— Begin Records to use —

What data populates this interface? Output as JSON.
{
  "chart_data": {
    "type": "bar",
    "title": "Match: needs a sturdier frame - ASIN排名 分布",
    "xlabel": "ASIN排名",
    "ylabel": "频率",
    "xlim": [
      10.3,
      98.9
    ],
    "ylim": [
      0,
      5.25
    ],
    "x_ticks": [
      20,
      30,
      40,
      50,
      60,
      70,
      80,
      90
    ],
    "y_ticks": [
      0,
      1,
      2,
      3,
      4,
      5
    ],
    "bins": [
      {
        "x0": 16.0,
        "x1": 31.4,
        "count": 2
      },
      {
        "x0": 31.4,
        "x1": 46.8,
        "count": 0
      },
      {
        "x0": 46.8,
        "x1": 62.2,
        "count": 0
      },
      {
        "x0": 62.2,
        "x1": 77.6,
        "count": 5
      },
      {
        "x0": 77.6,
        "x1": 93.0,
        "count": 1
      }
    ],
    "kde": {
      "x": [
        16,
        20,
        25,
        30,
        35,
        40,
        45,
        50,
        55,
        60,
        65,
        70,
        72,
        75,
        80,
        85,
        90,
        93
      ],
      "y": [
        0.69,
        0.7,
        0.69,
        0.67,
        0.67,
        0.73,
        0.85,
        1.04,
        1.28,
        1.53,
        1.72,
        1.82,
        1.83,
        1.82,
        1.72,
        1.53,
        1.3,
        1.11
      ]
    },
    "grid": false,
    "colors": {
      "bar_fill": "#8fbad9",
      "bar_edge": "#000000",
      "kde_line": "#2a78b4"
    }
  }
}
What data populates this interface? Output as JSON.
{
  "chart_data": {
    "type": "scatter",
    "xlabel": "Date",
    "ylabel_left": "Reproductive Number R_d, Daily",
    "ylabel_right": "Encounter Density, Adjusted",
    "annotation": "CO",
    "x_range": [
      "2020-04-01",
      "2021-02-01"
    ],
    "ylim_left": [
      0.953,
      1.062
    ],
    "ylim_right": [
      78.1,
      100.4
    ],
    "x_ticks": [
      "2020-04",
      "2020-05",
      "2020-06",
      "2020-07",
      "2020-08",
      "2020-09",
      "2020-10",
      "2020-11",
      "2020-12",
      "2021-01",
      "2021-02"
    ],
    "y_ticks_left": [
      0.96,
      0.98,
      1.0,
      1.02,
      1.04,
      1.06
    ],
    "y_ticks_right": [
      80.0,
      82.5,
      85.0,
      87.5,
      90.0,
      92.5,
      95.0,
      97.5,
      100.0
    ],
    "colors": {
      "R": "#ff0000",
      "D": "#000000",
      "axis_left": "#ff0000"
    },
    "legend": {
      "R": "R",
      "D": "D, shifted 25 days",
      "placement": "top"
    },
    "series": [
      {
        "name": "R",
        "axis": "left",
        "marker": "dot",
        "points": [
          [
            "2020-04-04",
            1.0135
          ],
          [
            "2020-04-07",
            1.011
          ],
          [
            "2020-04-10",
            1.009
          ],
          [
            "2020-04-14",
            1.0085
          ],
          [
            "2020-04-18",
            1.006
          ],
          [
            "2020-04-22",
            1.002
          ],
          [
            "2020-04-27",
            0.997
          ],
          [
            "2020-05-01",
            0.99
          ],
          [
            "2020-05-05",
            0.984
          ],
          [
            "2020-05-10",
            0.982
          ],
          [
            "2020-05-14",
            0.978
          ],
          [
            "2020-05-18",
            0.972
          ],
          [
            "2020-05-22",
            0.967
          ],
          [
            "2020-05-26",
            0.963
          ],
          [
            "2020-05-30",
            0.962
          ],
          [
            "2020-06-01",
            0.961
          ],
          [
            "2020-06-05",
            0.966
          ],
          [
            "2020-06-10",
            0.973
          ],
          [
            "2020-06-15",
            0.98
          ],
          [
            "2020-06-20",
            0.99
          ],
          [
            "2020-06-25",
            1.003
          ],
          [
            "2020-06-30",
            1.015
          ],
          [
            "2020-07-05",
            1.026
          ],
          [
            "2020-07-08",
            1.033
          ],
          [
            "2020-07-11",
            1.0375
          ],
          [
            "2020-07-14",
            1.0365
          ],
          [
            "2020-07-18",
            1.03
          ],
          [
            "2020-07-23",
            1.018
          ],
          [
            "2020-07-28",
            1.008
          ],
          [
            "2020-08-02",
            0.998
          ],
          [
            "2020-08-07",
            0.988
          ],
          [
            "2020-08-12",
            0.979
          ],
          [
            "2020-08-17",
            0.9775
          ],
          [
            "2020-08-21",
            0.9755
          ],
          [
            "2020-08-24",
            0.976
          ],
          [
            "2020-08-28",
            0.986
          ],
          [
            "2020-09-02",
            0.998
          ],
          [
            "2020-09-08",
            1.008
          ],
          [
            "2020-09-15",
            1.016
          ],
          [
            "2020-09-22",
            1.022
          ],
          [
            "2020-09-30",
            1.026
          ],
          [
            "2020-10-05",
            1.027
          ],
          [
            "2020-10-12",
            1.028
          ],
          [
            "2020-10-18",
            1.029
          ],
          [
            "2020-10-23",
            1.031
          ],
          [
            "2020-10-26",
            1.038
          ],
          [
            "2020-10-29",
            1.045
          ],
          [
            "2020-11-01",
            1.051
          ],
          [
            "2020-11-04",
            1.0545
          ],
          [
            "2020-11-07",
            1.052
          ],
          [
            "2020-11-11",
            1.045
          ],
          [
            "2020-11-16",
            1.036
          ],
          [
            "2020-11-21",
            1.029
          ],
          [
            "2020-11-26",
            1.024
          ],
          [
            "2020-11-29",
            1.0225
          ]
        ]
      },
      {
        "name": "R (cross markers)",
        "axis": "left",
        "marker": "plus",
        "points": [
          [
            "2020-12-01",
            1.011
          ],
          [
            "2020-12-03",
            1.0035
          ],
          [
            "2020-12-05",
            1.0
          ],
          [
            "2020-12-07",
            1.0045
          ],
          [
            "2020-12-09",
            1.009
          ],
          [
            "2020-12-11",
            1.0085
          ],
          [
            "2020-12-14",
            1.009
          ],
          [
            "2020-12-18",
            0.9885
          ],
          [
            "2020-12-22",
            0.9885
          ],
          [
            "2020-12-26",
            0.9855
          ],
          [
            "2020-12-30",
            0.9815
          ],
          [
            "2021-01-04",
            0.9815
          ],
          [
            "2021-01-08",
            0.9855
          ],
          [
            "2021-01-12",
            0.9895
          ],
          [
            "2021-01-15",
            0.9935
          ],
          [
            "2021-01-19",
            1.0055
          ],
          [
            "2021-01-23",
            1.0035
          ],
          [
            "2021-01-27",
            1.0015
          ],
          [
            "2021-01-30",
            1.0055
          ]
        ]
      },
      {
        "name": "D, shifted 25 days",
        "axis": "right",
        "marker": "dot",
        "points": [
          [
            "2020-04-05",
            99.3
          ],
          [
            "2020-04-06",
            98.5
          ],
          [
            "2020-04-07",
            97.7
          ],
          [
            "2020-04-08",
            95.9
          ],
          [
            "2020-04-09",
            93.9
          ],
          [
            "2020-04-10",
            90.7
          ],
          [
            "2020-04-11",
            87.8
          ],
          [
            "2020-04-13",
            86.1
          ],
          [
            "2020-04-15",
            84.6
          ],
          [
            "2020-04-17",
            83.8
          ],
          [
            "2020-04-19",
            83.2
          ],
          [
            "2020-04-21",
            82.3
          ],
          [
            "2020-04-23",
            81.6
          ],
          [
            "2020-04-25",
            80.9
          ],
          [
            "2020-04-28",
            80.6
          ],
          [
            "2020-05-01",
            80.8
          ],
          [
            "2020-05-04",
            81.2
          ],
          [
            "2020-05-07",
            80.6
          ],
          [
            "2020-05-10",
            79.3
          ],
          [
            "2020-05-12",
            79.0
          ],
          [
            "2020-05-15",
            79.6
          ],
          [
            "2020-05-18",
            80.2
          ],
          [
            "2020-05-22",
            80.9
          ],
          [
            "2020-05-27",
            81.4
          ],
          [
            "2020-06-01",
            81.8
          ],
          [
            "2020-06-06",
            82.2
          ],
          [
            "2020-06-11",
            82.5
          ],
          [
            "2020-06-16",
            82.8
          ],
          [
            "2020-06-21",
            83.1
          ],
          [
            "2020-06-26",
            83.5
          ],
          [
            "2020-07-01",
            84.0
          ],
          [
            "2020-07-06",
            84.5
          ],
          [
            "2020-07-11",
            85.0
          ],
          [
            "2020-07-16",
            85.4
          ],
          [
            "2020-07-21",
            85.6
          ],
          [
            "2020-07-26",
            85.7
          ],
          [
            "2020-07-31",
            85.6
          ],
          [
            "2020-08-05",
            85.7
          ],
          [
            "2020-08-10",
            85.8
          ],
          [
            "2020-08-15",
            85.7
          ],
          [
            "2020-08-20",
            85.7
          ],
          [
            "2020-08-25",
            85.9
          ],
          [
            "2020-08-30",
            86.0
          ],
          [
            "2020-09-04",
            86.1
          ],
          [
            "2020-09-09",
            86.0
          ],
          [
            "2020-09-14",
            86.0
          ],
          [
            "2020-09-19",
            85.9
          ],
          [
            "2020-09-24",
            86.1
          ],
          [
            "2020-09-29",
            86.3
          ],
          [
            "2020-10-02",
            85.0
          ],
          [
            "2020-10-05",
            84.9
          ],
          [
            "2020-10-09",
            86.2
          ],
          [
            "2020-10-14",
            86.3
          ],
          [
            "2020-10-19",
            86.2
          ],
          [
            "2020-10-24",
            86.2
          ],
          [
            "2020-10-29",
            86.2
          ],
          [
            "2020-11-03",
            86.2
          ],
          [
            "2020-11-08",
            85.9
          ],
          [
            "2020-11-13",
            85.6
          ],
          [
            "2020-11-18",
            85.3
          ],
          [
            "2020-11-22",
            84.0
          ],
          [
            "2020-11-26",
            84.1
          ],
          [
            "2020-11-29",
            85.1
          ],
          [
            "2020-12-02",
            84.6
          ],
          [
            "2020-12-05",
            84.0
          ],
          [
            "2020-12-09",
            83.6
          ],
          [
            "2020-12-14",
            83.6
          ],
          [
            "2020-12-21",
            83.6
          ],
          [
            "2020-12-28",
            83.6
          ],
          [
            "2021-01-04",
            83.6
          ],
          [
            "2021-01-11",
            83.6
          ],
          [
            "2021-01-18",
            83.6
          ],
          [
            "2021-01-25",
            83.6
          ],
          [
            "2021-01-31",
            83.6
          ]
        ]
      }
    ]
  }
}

— End Records to use —

List every line above containing the word "days".

◆ **Exercise response**:
      "D": "D, shifted 25 days",
        "name": "D, shifted 25 days",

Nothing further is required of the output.